───── Exercise material ─────

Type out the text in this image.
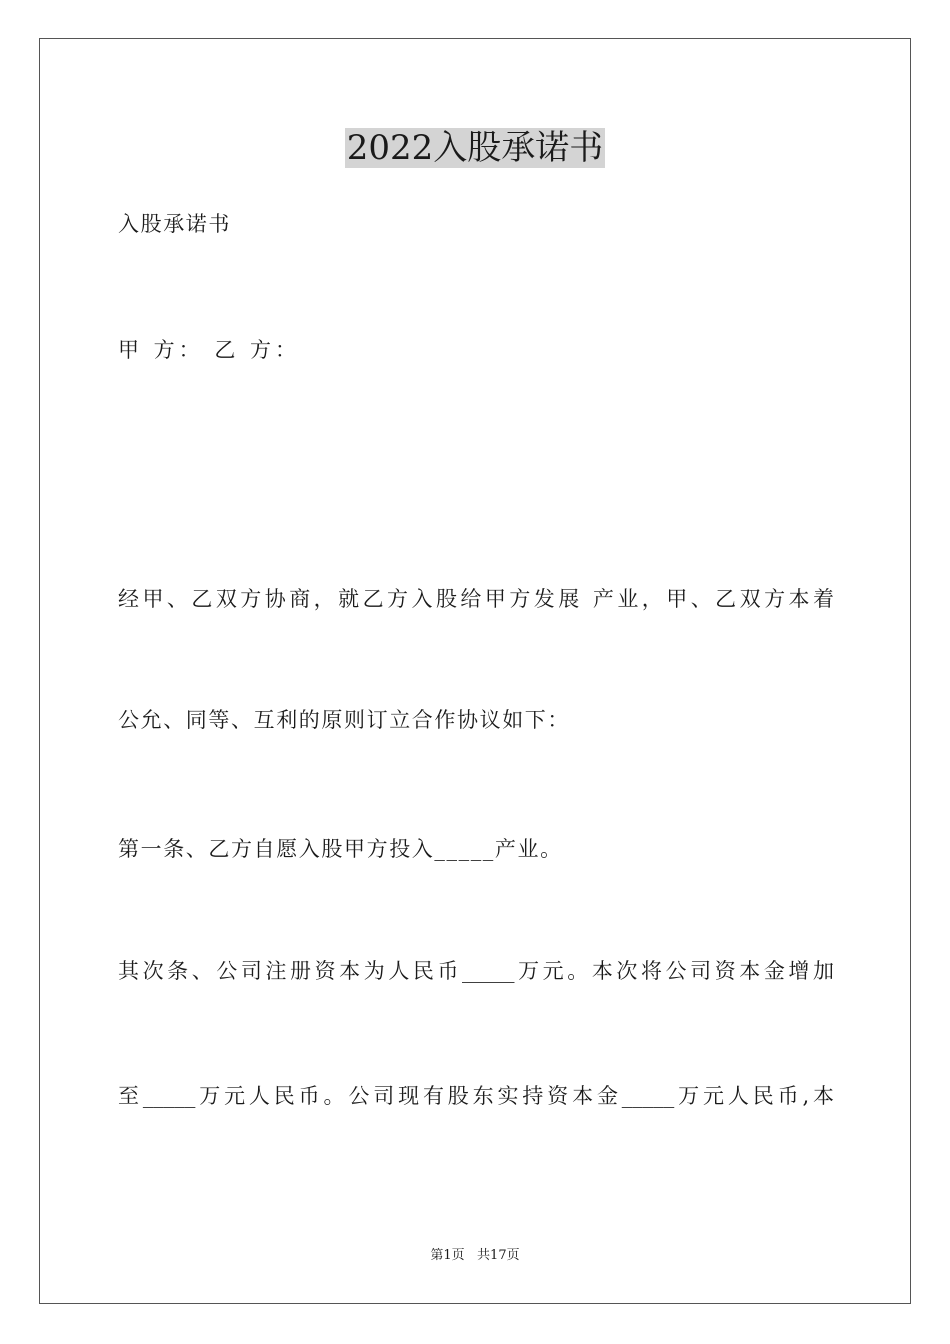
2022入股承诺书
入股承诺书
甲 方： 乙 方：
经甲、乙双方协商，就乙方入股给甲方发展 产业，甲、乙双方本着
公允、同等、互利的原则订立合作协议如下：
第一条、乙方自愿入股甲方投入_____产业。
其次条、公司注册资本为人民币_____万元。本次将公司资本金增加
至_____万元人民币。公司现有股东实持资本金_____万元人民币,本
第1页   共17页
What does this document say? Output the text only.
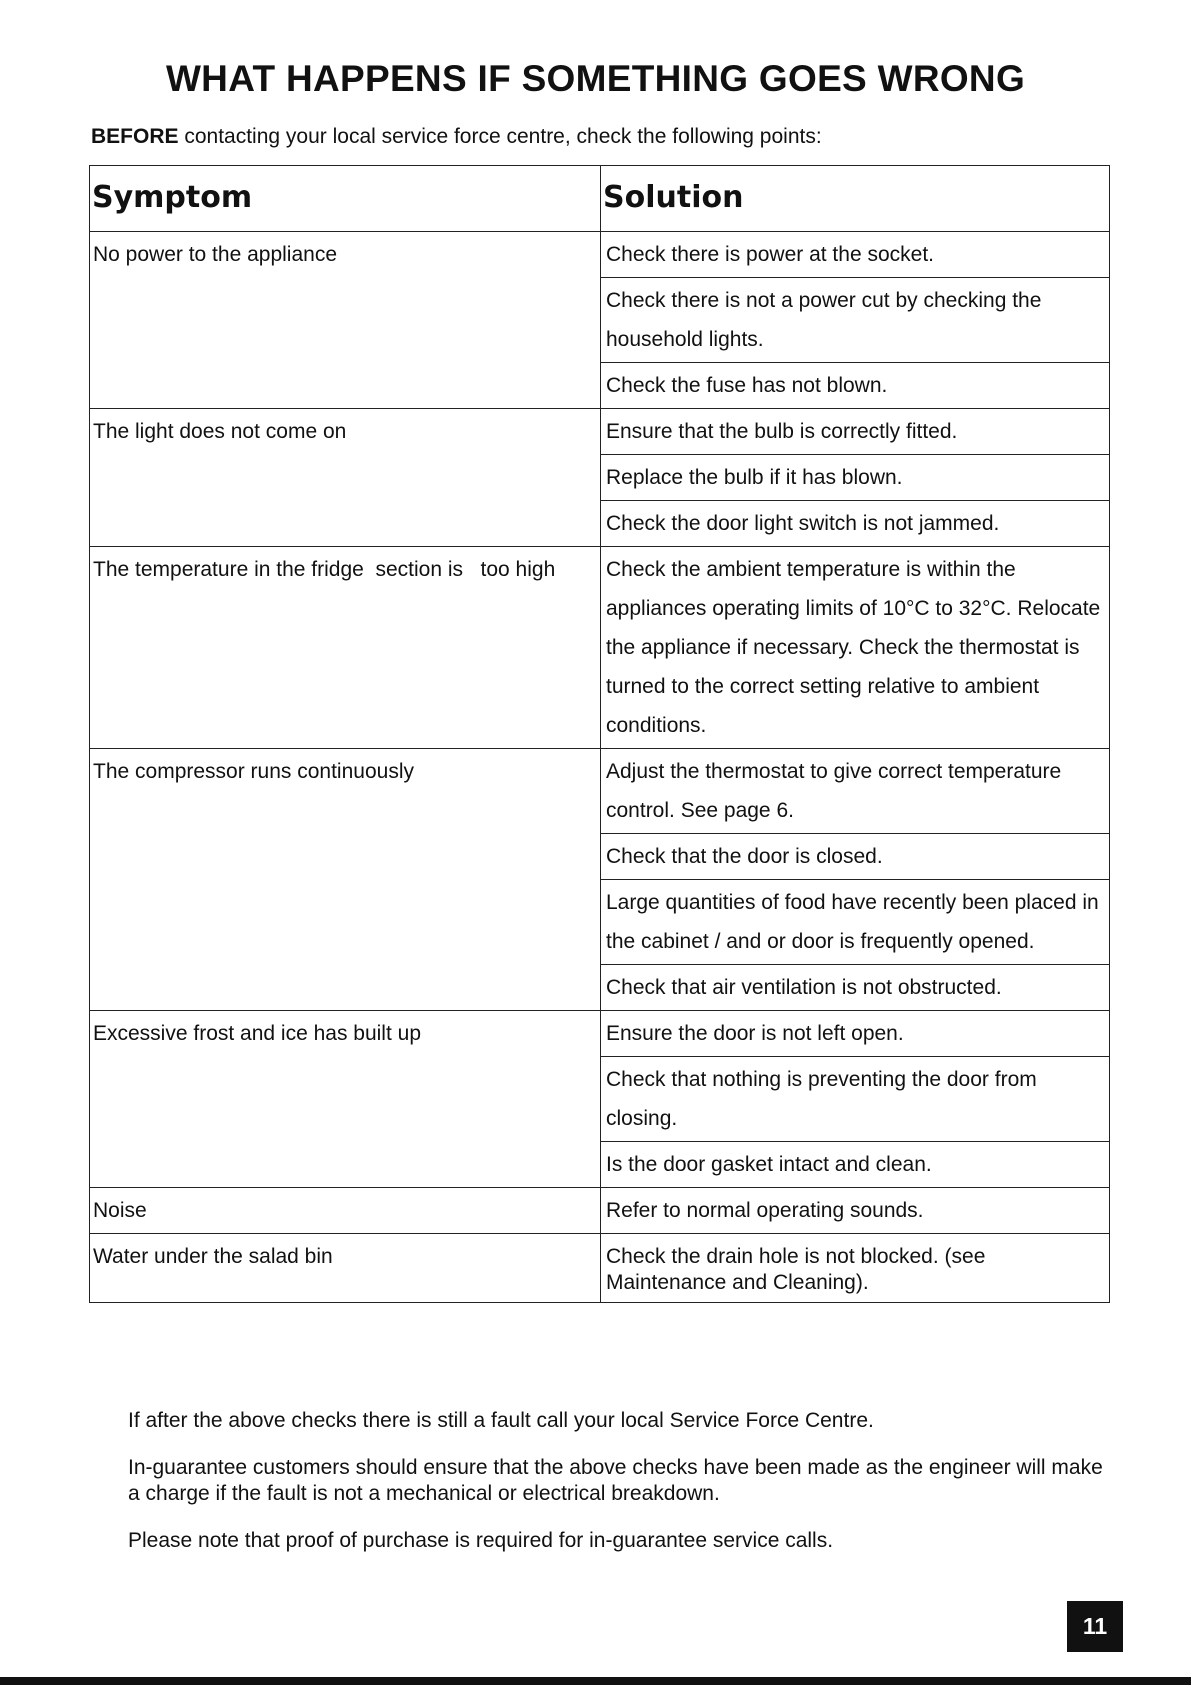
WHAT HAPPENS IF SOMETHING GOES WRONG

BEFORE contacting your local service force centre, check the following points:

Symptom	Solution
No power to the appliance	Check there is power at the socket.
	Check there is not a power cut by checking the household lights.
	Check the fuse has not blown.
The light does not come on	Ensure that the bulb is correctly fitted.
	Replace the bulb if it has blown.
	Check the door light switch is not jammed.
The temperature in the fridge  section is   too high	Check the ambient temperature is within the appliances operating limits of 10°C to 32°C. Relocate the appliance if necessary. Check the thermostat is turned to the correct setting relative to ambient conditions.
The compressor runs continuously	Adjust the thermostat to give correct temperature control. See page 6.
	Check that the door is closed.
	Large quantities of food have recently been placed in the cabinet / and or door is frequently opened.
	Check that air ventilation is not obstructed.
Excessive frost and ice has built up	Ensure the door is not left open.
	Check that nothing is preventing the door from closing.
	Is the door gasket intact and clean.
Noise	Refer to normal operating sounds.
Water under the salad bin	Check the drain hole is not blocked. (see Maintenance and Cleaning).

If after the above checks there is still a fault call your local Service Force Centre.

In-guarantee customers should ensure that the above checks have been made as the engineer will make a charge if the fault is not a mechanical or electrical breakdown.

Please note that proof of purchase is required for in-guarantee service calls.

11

─────

(The request)
Do not include images; quote all of the entries above exactly.

(Result of this exercise)
Type out the text in this image.
2022入股承诺书
入股承诺书
甲 方： 乙 方：
经甲、乙双方协商，就乙方入股给甲方发展 产业，甲、乙双方本着
公允、同等、互利的原则订立合作协议如下：
第一条、乙方自愿入股甲方投入_____产业。
其次条、公司注册资本为人民币_____万元。本次将公司资本金增加
至_____万元人民币。公司现有股东实持资本金_____万元人民币,本
第1页   共17页
What does this document say? Output the text only.
WHAT HAPPENS IF SOMETHING GOES WRONG

BEFORE contacting your local service force centre, check the following points:

Symptom	Solution
No power to the appliance	Check there is power at the socket.
	Check there is not a power cut by checking the household lights.
	Check the fuse has not blown.
The light does not come on	Ensure that the bulb is correctly fitted.
	Replace the bulb if it has blown.
	Check the door light switch is not jammed.
The temperature in the fridge  section is   too high	Check the ambient temperature is within the appliances operating limits of 10°C to 32°C. Relocate the appliance if necessary. Check the thermostat is turned to the correct setting relative to ambient conditions.
The compressor runs continuously	Adjust the thermostat to give correct temperature control. See page 6.
	Check that the door is closed.
	Large quantities of food have recently been placed in the cabinet / and or door is frequently opened.
	Check that air ventilation is not obstructed.
Excessive frost and ice has built up	Ensure the door is not left open.
	Check that nothing is preventing the door from closing.
	Is the door gasket intact and clean.
Noise	Refer to normal operating sounds.
Water under the salad bin	Check the drain hole is not blocked. (see Maintenance and Cleaning).

If after the above checks there is still a fault call your local Service Force Centre.

In-guarantee customers should ensure that the above checks have been made as the engineer will make a charge if the fault is not a mechanical or electrical breakdown.

Please note that proof of purchase is required for in-guarantee service calls.

11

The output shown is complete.